Your objective |
Lines containing the string "color" are to be counted; report only how many there are.

Data for this task |

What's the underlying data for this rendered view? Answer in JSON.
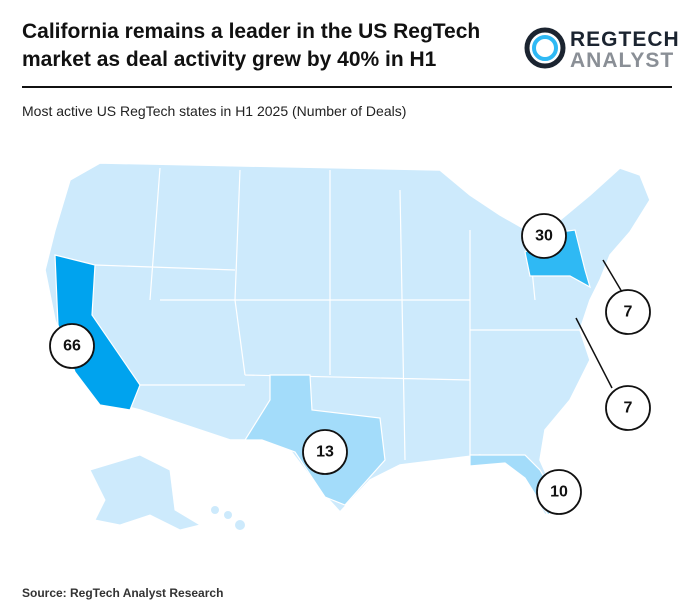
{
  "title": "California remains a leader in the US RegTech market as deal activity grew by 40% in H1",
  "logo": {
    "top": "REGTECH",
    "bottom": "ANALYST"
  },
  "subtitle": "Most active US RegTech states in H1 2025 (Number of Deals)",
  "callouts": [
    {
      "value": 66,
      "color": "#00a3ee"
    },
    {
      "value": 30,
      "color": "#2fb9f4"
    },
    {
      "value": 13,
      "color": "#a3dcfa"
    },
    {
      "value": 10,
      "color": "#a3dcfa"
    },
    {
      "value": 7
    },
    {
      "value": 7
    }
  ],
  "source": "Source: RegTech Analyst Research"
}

Result for this exercise |
4